Identify each line containing the word "color" and copy it.

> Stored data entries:
....

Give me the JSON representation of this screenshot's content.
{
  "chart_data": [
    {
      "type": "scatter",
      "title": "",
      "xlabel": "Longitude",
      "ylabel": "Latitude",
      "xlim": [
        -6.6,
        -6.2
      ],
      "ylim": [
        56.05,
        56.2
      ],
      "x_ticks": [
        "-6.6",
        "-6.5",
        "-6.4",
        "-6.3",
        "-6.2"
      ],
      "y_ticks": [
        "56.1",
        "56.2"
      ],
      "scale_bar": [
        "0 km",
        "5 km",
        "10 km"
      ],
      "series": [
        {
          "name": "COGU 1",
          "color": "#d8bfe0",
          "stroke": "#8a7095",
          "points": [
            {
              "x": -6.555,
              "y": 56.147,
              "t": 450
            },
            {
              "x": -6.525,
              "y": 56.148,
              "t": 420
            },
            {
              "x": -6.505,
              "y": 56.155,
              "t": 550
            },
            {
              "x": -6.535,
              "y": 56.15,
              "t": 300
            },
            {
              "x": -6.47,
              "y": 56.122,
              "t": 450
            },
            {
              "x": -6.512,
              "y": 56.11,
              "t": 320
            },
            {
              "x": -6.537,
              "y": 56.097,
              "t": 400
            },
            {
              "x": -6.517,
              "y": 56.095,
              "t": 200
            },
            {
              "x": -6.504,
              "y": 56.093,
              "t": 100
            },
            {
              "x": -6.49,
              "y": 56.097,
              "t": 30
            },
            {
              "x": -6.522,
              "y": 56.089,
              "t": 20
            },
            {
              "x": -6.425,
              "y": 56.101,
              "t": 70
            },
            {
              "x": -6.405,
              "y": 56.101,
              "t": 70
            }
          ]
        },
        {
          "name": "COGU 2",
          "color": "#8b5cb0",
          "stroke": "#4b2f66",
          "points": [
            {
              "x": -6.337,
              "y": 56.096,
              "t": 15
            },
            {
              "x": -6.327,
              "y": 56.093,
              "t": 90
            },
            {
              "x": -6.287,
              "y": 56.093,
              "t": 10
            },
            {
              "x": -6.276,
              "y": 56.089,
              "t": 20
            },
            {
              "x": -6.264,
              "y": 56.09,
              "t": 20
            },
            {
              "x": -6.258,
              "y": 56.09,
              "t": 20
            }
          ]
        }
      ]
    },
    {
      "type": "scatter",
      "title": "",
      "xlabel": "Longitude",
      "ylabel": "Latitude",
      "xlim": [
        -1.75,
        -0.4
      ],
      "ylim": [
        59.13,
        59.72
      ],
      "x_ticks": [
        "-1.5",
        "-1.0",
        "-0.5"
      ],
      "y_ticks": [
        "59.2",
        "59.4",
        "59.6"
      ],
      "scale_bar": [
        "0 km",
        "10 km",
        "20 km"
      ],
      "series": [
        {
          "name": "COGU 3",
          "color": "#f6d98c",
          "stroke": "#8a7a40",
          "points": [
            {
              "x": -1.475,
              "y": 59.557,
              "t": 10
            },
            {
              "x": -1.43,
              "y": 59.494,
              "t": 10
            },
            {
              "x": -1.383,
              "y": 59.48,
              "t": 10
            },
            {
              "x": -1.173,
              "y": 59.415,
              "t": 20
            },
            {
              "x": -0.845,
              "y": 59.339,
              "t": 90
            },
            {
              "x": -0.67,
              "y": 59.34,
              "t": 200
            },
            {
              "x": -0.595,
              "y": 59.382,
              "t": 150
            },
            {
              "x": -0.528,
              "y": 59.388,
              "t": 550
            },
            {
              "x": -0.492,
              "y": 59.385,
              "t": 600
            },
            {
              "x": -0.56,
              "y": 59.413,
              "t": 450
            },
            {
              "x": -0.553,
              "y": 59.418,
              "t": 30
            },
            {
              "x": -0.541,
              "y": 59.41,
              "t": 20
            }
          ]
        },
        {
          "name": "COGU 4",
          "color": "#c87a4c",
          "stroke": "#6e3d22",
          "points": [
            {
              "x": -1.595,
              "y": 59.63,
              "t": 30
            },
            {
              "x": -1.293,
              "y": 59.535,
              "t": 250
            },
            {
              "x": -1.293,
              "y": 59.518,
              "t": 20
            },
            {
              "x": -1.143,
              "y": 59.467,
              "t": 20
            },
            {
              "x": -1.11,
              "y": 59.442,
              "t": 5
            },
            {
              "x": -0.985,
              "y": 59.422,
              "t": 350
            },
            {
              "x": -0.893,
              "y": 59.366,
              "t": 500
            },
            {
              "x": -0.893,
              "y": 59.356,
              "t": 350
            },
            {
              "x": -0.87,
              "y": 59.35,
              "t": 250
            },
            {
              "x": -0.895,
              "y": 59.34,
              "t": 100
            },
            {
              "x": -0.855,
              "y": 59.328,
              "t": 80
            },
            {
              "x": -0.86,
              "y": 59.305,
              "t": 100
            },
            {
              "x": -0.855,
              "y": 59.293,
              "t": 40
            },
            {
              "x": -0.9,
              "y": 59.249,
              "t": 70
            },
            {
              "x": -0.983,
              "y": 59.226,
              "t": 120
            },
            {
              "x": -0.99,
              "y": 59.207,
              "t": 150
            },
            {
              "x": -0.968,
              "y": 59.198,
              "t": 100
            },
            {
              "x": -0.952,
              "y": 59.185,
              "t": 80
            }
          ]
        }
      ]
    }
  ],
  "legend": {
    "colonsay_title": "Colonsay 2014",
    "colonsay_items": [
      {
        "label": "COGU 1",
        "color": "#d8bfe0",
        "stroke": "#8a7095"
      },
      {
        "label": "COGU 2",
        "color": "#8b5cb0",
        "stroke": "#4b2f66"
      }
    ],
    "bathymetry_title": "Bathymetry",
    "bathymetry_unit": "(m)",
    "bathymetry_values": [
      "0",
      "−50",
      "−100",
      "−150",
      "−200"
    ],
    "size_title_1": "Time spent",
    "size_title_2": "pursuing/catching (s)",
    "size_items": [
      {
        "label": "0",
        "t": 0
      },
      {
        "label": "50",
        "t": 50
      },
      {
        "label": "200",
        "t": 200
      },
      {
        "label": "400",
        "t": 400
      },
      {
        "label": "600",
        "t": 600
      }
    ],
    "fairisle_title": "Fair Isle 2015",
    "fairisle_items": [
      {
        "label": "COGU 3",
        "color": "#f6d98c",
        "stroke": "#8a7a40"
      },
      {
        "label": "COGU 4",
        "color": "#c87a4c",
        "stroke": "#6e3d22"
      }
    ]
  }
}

....

> Finished exercise:
          "color": "#d8bfe0",
          "color": "#8b5cb0",
          "color": "#f6d98c",
          "color": "#c87a4c",
        "color": "#d8bfe0",
        "color": "#8b5cb0",
        "color": "#f6d98c",
        "color": "#c87a4c",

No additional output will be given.